■ **Goal**: From the entries that follow, list every line in which the string "因为它知道" appears.

■ **Task data**:
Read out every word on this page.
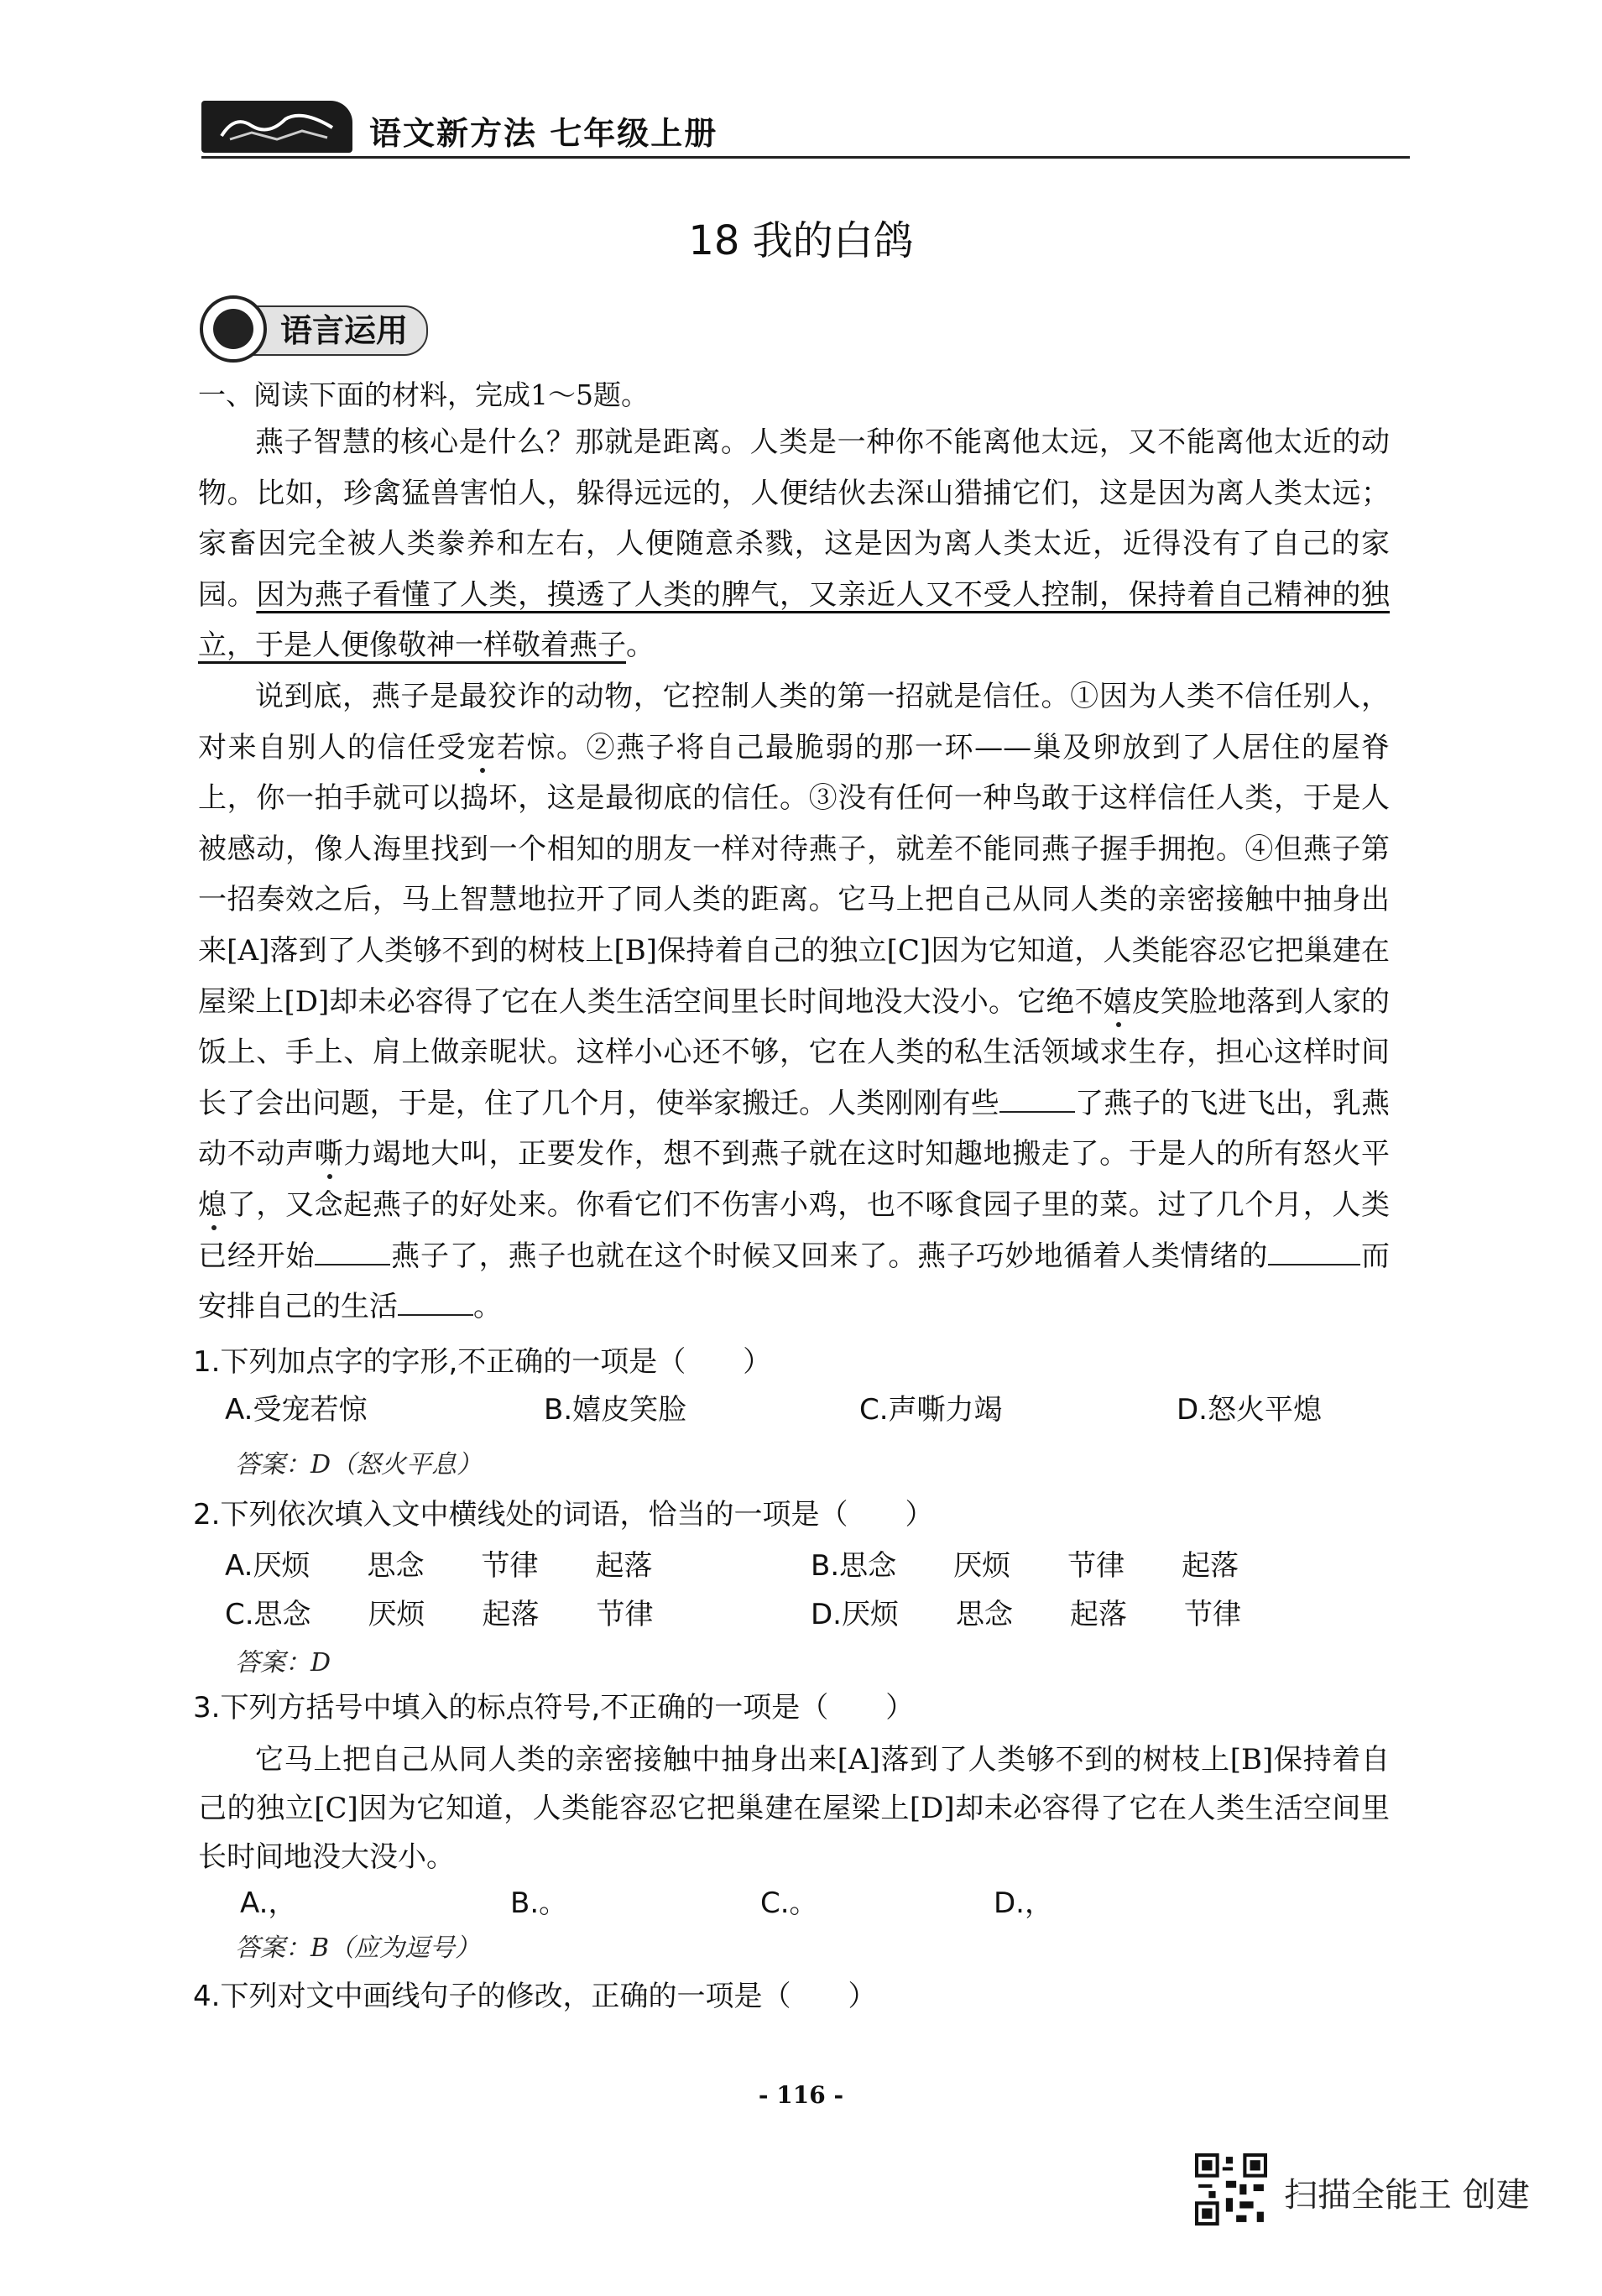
语文新方法 七年级上册
18 我的白鸽
语言运用
一、阅读下面的材料，完成1～5题。

燕子智慧的核心是什么？那就是距离。人类是一种你不能离他太远，又不能离他太近的动物。比如，珍禽猛兽害怕人，躲得远远的，人便结伙去深山猎捕它们，这是因为离人类太远；家畜因完全被人类豢养和左右，人便随意杀戮，这是因为离人类太近，近得没有了自己的家园。因为燕子看懂了人类，摸透了人类的脾气，又亲近人又不受人控制，保持着自己精神的独立，于是人便像敬神一样敬着燕子。

说到底，燕子是最狡诈的动物，它控制人类的第一招就是信任。①因为人类不信任别人，对来自别人的信任受宠若惊。②燕子将自己最脆弱的那一环——巢及卵放到了人居住的屋脊上，你一拍手就可以捣坏，这是最彻底的信任。③没有任何一种鸟敢于这样信任人类，于是人被感动，像人海里找到一个相知的朋友一样对待燕子，就差不能同燕子握手拥抱。④但燕子第一招奏效之后，马上智慧地拉开了同人类的距离。它马上把自己从同人类的亲密接触中抽身出来[A]落到了人类够不到的树枝上[B]保持着自己的独立[C]因为它知道，人类能容忍它把巢建在屋梁上[D]却未必容得了它在人类生活空间里长时间地没大没小。它绝不嬉皮笑脸地落到人家的饭上、手上、肩上做亲昵状。这样小心还不够，它在人类的私生活领域求生存，担心这样时间长了会出问题，于是，住了几个月，使举家搬迁。人类刚刚有些	了燕子的飞进飞出，乳燕动不动声嘶力竭地大叫，正要发作，想不到燕子就在这时知趣地搬走了。于是人的所有怒火平熄了，又念起燕子的好处来。你看它们不伤害小鸡，也不啄食园子里的菜。过了几个月，人类已经开始	燕子了，燕子也就在这个时候又回来了。燕子巧妙地循着人类情绪的	而安排自己的生活	。

1.下列加点字的字形,不正确的一项是（　　）
A.受宠若惊	B.嬉皮笑脸	C.声嘶力竭	D.怒火平熄
答案：D（怒火平息）
2.下列依次填入文中横线处的词语，恰当的一项是（　　）
A.厌烦　　思念　　节律　　起落	B.思念　　厌烦　　节律　　起落
C.思念　　厌烦　　起落　　节律	D.厌烦　　思念　　起落　　节律
答案：D
3.下列方括号中填入的标点符号,不正确的一项是（　　）

它马上把自己从同人类的亲密接触中抽身出来[A]落到了人类够不到的树枝上[B]保持着自己的独立[C]因为它知道，人类能容忍它把巢建在屋梁上[D]却未必容得了它在人类生活空间里长时间地没大没小。

A.，	B.。	C.。	D.，
答案：B（应为逗号）
4.下列对文中画线句子的修改，正确的一项是（　　）
- 116 -
扫描全能王 创建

■ **Exercise solution**:
说到底，燕子是最狡诈的动物，它控制人类的第一招就是信任。①因为人类不信任别人，对来自别人的信任受宠若惊。②燕子将自己最脆弱的那一环——巢及卵放到了人居住的屋脊上，你一拍手就可以捣坏，这是最彻底的信任。③没有任何一种鸟敢于这样信任人类，于是人被感动，像人海里找到一个相知的朋友一样对待燕子，就差不能同燕子握手拥抱。④但燕子第一招奏效之后，马上智慧地拉开了同人类的距离。它马上把自己从同人类的亲密接触中抽身出来[A]落到了人类够不到的树枝上[B]保持着自己的独立[C]因为它知道，人类能容忍它把巢建在屋梁上[D]却未必容得了它在人类生活空间里长时间地没大没小。它绝不嬉皮笑脸地落到人家的饭上、手上、肩上做亲昵状。这样小心还不够，它在人类的私生活领域求生存，担心这样时间长了会出问题，于是，住了几个月，使举家搬迁。人类刚刚有些	了燕子的飞进飞出，乳燕动不动声嘶力竭地大叫，正要发作，想不到燕子就在这时知趣地搬走了。于是人的所有怒火平熄了，又念起燕子的好处来。你看它们不伤害小鸡，也不啄食园子里的菜。过了几个月，人类已经开始	燕子了，燕子也就在这个时候又回来了。燕子巧妙地循着人类情绪的	而安排自己的生活	。
它马上把自己从同人类的亲密接触中抽身出来[A]落到了人类够不到的树枝上[B]保持着自己的独立[C]因为它知道，人类能容忍它把巢建在屋梁上[D]却未必容得了它在人类生活空间里长时间地没大没小。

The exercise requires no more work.